▶ _Exercise details_:
Only the number is wanted: how many lines contain "JSON"?

▶ _Stored rows_:
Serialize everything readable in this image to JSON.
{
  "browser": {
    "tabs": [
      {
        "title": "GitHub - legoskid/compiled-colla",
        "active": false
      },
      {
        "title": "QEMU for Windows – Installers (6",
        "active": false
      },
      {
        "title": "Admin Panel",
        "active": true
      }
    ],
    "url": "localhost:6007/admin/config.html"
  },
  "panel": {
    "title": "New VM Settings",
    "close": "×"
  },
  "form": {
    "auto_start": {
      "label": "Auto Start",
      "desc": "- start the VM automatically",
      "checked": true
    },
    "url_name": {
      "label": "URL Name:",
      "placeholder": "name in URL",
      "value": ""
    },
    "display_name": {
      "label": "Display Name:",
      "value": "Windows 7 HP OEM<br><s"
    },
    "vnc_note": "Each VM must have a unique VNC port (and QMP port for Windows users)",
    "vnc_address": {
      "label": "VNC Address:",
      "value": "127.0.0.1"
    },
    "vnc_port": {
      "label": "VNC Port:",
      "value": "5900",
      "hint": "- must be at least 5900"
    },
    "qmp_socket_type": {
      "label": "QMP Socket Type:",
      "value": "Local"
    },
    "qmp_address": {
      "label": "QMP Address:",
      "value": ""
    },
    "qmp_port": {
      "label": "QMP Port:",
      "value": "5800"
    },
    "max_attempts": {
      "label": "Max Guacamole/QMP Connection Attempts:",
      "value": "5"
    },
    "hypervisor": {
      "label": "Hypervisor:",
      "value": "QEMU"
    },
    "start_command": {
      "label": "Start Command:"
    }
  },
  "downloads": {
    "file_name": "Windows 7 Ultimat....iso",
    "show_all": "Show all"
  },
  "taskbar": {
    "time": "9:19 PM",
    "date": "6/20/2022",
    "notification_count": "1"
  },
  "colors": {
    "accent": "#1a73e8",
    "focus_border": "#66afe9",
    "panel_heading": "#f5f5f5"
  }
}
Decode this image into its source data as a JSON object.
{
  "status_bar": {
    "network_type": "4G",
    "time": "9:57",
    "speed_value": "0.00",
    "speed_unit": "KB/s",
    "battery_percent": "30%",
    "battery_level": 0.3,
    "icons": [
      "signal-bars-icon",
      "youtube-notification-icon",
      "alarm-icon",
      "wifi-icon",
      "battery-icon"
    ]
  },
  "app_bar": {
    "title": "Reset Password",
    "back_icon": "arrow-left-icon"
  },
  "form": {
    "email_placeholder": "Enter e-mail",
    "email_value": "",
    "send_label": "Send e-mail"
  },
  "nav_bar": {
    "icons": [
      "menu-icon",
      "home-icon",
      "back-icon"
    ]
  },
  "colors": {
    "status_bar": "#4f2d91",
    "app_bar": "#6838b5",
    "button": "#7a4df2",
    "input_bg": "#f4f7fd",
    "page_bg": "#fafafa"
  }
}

▶ _Task solution_:
2